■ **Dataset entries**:
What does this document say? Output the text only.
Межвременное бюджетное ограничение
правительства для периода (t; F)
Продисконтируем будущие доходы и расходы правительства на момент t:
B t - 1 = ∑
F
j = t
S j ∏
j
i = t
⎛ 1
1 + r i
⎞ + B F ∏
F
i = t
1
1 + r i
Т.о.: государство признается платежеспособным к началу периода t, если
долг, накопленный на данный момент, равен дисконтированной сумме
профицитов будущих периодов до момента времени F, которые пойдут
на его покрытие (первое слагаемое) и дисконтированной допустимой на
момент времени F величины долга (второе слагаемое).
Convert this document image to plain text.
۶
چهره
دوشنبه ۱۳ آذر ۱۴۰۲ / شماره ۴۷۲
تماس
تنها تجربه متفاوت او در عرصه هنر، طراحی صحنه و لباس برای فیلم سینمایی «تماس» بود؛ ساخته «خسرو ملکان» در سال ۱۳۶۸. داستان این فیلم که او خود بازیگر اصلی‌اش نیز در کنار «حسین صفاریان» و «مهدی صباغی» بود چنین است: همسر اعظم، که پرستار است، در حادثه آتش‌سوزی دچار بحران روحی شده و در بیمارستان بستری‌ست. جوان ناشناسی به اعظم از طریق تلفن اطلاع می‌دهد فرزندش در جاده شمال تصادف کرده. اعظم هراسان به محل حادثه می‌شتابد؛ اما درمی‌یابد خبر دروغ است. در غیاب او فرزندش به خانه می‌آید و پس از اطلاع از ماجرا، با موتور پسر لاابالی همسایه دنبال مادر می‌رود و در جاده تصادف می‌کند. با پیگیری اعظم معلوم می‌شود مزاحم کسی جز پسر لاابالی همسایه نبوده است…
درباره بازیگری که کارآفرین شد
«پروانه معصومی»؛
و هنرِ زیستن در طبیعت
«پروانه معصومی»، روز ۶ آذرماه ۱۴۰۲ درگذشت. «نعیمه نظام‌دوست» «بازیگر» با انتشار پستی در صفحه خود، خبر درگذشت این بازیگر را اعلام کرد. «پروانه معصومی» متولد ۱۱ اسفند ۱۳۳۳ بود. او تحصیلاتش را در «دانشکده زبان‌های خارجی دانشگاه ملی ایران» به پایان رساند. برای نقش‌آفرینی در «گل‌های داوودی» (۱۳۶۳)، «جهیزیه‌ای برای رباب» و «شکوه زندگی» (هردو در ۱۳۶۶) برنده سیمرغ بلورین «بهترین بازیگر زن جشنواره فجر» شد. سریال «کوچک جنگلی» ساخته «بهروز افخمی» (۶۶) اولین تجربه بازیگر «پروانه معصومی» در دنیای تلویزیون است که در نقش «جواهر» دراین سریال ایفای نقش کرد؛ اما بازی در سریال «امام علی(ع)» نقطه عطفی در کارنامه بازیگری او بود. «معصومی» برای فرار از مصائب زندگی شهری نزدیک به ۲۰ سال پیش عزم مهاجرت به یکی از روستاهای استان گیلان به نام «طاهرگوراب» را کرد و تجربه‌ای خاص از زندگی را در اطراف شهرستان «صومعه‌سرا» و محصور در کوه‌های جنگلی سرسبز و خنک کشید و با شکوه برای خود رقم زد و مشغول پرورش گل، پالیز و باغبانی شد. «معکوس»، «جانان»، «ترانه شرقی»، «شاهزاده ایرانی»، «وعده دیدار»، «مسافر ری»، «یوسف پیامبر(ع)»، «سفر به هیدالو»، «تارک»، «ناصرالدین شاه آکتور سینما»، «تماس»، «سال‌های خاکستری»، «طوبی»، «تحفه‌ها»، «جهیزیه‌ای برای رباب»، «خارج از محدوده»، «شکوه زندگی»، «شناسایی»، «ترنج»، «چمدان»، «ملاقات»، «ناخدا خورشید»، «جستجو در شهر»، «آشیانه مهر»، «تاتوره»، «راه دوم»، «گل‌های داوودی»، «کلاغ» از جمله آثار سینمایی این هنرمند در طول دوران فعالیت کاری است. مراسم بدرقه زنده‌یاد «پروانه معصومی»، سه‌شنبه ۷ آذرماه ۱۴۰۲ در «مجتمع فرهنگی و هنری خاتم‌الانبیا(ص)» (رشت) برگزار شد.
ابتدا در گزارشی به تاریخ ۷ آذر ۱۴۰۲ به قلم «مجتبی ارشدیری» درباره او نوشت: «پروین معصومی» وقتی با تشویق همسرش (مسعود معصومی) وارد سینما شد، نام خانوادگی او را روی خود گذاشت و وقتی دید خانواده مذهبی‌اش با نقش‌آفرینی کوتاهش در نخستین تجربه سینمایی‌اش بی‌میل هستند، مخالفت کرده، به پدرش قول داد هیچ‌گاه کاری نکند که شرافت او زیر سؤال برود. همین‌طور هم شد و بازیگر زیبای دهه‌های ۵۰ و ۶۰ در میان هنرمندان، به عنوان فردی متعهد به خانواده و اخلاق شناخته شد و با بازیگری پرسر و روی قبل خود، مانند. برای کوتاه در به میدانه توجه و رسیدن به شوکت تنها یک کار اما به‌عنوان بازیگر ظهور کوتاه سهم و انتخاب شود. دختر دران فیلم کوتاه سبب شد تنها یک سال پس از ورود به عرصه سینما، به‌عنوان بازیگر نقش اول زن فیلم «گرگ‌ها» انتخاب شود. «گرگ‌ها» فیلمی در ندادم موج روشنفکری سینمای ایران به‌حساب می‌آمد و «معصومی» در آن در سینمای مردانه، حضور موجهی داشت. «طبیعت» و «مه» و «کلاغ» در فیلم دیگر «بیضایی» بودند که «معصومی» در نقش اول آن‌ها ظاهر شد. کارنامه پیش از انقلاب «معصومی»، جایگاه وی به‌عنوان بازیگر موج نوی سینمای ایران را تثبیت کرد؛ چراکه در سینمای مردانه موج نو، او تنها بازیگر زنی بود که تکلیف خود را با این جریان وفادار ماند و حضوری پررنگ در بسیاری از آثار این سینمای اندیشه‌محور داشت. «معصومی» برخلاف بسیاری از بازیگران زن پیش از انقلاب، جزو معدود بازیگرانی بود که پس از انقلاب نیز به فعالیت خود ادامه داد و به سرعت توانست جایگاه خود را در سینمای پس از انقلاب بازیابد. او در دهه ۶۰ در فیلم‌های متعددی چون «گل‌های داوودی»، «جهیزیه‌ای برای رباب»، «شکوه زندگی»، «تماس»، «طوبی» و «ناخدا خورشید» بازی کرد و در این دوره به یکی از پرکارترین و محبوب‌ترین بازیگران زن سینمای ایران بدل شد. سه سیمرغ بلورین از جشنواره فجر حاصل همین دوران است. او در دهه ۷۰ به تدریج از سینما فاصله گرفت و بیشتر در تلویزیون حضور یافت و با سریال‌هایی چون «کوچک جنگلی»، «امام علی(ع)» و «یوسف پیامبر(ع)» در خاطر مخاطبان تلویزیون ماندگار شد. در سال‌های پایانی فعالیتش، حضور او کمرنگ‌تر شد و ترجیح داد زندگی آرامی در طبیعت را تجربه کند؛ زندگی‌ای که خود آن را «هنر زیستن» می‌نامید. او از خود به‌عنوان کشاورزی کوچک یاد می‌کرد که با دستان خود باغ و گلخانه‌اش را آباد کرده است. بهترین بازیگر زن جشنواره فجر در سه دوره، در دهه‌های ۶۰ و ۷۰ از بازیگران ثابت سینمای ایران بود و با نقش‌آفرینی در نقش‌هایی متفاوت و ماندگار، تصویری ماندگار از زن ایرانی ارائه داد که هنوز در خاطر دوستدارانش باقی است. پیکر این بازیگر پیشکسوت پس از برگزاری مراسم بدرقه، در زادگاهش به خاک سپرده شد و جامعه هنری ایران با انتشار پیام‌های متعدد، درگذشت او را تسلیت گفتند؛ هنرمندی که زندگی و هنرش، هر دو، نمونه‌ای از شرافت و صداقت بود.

■ **Exercise aim**: State the count of lines with the word "text" in them, and write nothing else.

■ **Task result**: 2